**PROBLEM TO SOLVE**
Copy out all lines in the data below containing the string "родныхъ".

**PROVIDED DATA**
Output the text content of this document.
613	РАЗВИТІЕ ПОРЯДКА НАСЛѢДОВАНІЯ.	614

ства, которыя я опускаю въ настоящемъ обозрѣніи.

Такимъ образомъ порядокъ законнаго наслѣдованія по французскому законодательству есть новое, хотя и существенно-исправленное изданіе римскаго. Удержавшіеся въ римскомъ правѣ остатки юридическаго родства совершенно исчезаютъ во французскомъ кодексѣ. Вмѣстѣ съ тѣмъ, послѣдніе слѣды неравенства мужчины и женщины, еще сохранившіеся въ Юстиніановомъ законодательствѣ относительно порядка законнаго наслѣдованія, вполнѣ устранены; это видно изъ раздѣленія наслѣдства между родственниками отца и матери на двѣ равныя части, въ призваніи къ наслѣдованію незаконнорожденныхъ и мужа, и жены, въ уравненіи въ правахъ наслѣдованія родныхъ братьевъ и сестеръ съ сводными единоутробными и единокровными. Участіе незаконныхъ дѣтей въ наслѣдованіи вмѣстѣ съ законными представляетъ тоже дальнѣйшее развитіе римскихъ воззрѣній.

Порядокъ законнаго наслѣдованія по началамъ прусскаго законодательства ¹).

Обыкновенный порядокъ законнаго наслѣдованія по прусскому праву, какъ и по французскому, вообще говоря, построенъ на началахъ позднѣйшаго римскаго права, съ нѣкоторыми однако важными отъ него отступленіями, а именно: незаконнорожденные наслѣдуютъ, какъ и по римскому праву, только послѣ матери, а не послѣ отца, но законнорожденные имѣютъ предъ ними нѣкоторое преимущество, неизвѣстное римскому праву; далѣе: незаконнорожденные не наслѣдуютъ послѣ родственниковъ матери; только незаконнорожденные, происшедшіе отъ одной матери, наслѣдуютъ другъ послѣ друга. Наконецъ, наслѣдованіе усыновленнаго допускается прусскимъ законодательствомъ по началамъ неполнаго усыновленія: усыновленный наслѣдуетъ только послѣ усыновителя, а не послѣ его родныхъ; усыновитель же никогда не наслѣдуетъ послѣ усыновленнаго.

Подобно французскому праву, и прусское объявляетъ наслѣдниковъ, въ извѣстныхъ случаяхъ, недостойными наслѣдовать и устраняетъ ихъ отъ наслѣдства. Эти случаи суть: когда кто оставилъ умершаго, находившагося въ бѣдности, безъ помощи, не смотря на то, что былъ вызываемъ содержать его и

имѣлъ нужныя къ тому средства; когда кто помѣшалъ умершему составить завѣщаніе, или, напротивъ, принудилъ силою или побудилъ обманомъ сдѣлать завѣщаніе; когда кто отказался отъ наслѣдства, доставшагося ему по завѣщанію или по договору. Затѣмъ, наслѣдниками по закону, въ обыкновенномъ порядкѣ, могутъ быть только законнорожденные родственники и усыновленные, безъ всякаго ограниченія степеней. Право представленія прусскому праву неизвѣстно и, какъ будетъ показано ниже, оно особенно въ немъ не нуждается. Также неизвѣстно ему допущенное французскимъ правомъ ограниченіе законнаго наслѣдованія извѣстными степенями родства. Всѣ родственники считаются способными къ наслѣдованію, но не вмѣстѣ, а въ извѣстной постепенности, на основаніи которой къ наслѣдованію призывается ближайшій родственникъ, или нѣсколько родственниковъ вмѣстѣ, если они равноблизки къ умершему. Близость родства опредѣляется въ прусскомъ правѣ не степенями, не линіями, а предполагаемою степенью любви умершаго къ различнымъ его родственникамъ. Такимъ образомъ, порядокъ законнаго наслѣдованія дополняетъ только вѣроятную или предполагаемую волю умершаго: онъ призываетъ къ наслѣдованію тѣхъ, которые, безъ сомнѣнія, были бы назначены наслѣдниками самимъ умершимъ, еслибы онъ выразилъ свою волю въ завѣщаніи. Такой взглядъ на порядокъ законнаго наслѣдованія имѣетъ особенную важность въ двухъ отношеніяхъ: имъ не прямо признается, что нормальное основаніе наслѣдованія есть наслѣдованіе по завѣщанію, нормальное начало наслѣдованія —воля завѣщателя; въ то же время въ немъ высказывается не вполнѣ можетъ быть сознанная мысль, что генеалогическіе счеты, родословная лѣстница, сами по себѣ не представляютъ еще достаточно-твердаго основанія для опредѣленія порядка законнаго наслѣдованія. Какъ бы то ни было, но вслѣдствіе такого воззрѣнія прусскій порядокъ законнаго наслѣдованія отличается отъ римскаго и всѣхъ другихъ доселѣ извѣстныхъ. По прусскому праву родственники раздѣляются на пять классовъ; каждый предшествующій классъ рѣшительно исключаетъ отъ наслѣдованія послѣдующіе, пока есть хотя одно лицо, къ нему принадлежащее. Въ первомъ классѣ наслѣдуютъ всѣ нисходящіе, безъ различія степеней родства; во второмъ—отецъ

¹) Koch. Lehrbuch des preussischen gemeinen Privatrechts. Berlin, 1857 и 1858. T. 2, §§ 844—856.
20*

**SOLUTION TO THE PROBLEM**
Такимъ образомъ порядокъ законнаго наслѣдованія по французскому законодательству есть новое, хотя и существенно-исправленное изданіе римскаго. Удержавшіеся въ римскомъ правѣ остатки юридическаго родства совершенно исчезаютъ во французскомъ кодексѣ. Вмѣстѣ съ тѣмъ, послѣдніе слѣды неравенства мужчины и женщины, еще сохранившіеся въ Юстиніановомъ законодательствѣ относительно порядка законнаго наслѣдованія, вполнѣ устранены; это видно изъ раздѣленія наслѣдства между родственниками отца и матери на двѣ равныя части, въ призваніи къ наслѣдованію незаконнорожденныхъ и мужа, и жены, въ уравненіи въ правахъ наслѣдованія родныхъ братьевъ и сестеръ съ сводными единоутробными и единокровными. Участіе незаконныхъ дѣтей въ наслѣдованіи вмѣстѣ съ законными представляетъ тоже дальнѣйшее развитіе римскихъ воззрѣній.
Обыкновенный порядокъ законнаго наслѣдованія по прусскому праву, какъ и по французскому, вообще говоря, построенъ на началахъ позднѣйшаго римскаго права, съ нѣкоторыми однако важными отъ него отступленіями, а именно: незаконнорожденные наслѣдуютъ, какъ и по римскому праву, только послѣ матери, а не послѣ отца, но законнорожденные имѣютъ предъ ними нѣкоторое преимущество, неизвѣстное римскому праву; далѣе: незаконнорожденные не наслѣдуютъ послѣ родственниковъ матери; только незаконнорожденные, происшедшіе отъ одной матери, наслѣдуютъ другъ послѣ друга. Наконецъ, наслѣдованіе усыновленнаго допускается прусскимъ законодательствомъ по началамъ неполнаго усыновленія: усыновленный наслѣдуетъ только послѣ усыновителя, а не послѣ его родныхъ; усыновитель же никогда не наслѣдуетъ послѣ усыновленнаго.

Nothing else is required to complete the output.